Problem to solve:
Express the entries below as a two-column CSV with the headers instruction and answer, giving one row per entry. Put the entry's text and its answer each in a single quoted field, with line breaks turned into spaces.

Raw records:
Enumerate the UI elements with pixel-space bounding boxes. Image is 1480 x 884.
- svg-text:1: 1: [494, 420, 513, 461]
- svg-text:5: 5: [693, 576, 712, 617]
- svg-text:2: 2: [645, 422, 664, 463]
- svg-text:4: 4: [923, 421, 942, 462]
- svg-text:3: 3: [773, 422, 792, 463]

Answer to the task:
instruction,answer
"Enumerate the UI elements with pixel-space bounding boxes. Image is 1480 x 884.","- svg-text:1: 1: [494, 420, 513, 461] - svg-text:5: 5: [693, 576, 712, 617] - svg-text:2: 2: [645, 422, 664, 463] - svg-text:4: 4: [923, 421, 942, 462] - svg-text:3: 3: [773, 422, 792, 463]"